>> start

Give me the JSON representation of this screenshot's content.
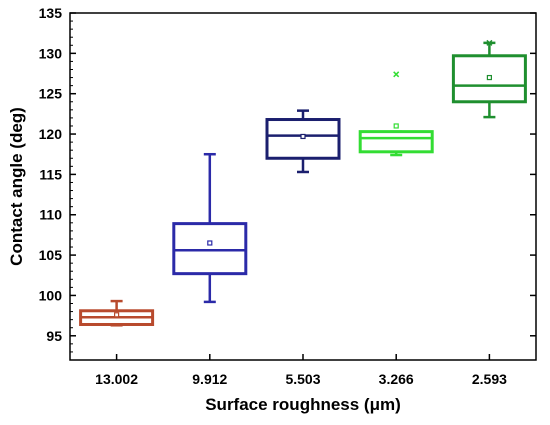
{
  "chart_data": {
    "type": "box",
    "xlabel": "Surface roughness (μm)",
    "ylabel": "Contact angle (deg)",
    "ylim": [
      92,
      135
    ],
    "y_ticks": [
      95,
      100,
      105,
      110,
      115,
      120,
      125,
      130,
      135
    ],
    "categories": [
      "13.002",
      "9.912",
      "5.503",
      "3.266",
      "2.593"
    ],
    "boxes": [
      {
        "category": "13.002",
        "color": "#b84a2d",
        "whisker_low": 96.3,
        "q1": 96.4,
        "median": 97.3,
        "q3": 98.1,
        "whisker_high": 99.3,
        "mean": 97.6,
        "outliers": []
      },
      {
        "category": "9.912",
        "color": "#2b2aa8",
        "whisker_low": 99.2,
        "q1": 102.7,
        "median": 105.6,
        "q3": 108.9,
        "whisker_high": 117.5,
        "mean": 106.5,
        "outliers": []
      },
      {
        "category": "5.503",
        "color": "#1b1f6e",
        "whisker_low": 115.3,
        "q1": 117.0,
        "median": 119.8,
        "q3": 121.8,
        "whisker_high": 122.9,
        "mean": 119.7,
        "outliers": []
      },
      {
        "category": "3.266",
        "color": "#33dd33",
        "whisker_low": 117.4,
        "q1": 117.8,
        "median": 119.5,
        "q3": 120.3,
        "whisker_high": 120.3,
        "mean": 121.0,
        "outliers": [
          127.4
        ]
      },
      {
        "category": "2.593",
        "color": "#1f8f2f",
        "whisker_low": 122.1,
        "q1": 124.0,
        "median": 126.0,
        "q3": 129.7,
        "whisker_high": 131.3,
        "mean": 127.0,
        "outliers": [
          131.3
        ]
      }
    ]
  }
}
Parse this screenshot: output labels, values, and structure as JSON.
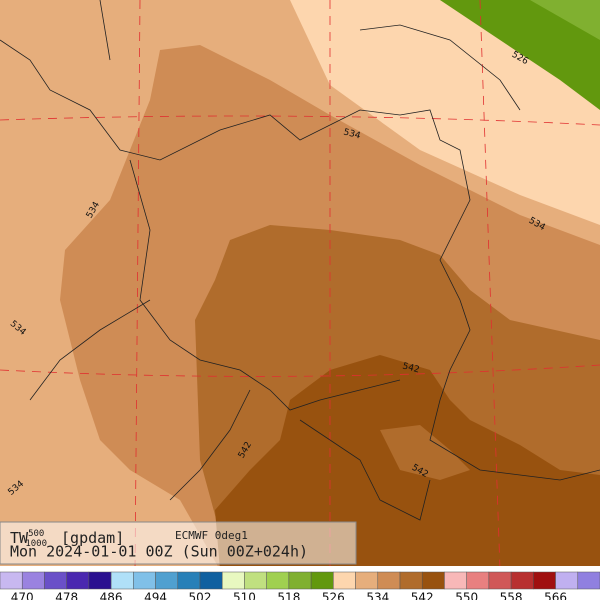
{
  "map": {
    "contour_labels": [
      "534",
      "534",
      "534",
      "534",
      "534",
      "526",
      "542",
      "542",
      "542"
    ],
    "info": {
      "var": "TW",
      "sup": "500",
      "sub": "1000",
      "unit": "[gpdam]",
      "model": "ECMWF 0deg1",
      "time": "Mon 2024-01-01 00Z (Sun 00Z+024h)"
    },
    "colorbar": {
      "labels": [
        "470",
        "478",
        "486",
        "494",
        "502",
        "510",
        "518",
        "526",
        "534",
        "542",
        "550",
        "558",
        "566"
      ],
      "colors": [
        "#c8b8f0",
        "#9a82e0",
        "#6a50c8",
        "#4a28b0",
        "#2a1090",
        "#b0e0f8",
        "#80c0e8",
        "#50a0d0",
        "#2880b8",
        "#1060a0",
        "#e8f8c0",
        "#c0e080",
        "#a0d050",
        "#80b030",
        "#62980e",
        "#fdd6ae",
        "#e6ae7c",
        "#cf8c55",
        "#b06c2c",
        "#98520f",
        "#f8b8b8",
        "#e88080",
        "#d05858",
        "#b83030",
        "#a01010",
        "#c0b0f0",
        "#9080e0"
      ]
    }
  }
}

>> end

• INSTRUCTION: Reproduce every entry word for word, but omit the pictures.

• TASK ANSWER:
Give me the JSON representation of this screenshot's content.
{
  "chart_data": {
    "type": "box",
    "xlabel": "Surface roughness (μm)",
    "ylabel": "Contact angle (deg)",
    "ylim": [
      92,
      135
    ],
    "y_ticks": [
      95,
      100,
      105,
      110,
      115,
      120,
      125,
      130,
      135
    ],
    "categories": [
      "13.002",
      "9.912",
      "5.503",
      "3.266",
      "2.593"
    ],
    "boxes": [
      {
        "category": "13.002",
        "color": "#b84a2d",
        "whisker_low": 96.3,
        "q1": 96.4,
        "median": 97.3,
        "q3": 98.1,
        "whisker_high": 99.3,
        "mean": 97.6,
        "outliers": []
      },
      {
        "category": "9.912",
        "color": "#2b2aa8",
        "whisker_low": 99.2,
        "q1": 102.7,
        "median": 105.6,
        "q3": 108.9,
        "whisker_high": 117.5,
        "mean": 106.5,
        "outliers": []
      },
      {
        "category": "5.503",
        "color": "#1b1f6e",
        "whisker_low": 115.3,
        "q1": 117.0,
        "median": 119.8,
        "q3": 121.8,
        "whisker_high": 122.9,
        "mean": 119.7,
        "outliers": []
      },
      {
        "category": "3.266",
        "color": "#33dd33",
        "whisker_low": 117.4,
        "q1": 117.8,
        "median": 119.5,
        "q3": 120.3,
        "whisker_high": 120.3,
        "mean": 121.0,
        "outliers": [
          127.4
        ]
      },
      {
        "category": "2.593",
        "color": "#1f8f2f",
        "whisker_low": 122.1,
        "q1": 124.0,
        "median": 126.0,
        "q3": 129.7,
        "whisker_high": 131.3,
        "mean": 127.0,
        "outliers": [
          131.3
        ]
      }
    ]
  }
}
Parse this screenshot: output labels, values, and structure as JSON.
{
  "map": {
    "contour_labels": [
      "534",
      "534",
      "534",
      "534",
      "534",
      "526",
      "542",
      "542",
      "542"
    ],
    "info": {
      "var": "TW",
      "sup": "500",
      "sub": "1000",
      "unit": "[gpdam]",
      "model": "ECMWF 0deg1",
      "time": "Mon 2024-01-01 00Z (Sun 00Z+024h)"
    },
    "colorbar": {
      "labels": [
        "470",
        "478",
        "486",
        "494",
        "502",
        "510",
        "518",
        "526",
        "534",
        "542",
        "550",
        "558",
        "566"
      ],
      "colors": [
        "#c8b8f0",
        "#9a82e0",
        "#6a50c8",
        "#4a28b0",
        "#2a1090",
        "#b0e0f8",
        "#80c0e8",
        "#50a0d0",
        "#2880b8",
        "#1060a0",
        "#e8f8c0",
        "#c0e080",
        "#a0d050",
        "#80b030",
        "#62980e",
        "#fdd6ae",
        "#e6ae7c",
        "#cf8c55",
        "#b06c2c",
        "#98520f",
        "#f8b8b8",
        "#e88080",
        "#d05858",
        "#b83030",
        "#a01010",
        "#c0b0f0",
        "#9080e0"
      ]
    }
  }
}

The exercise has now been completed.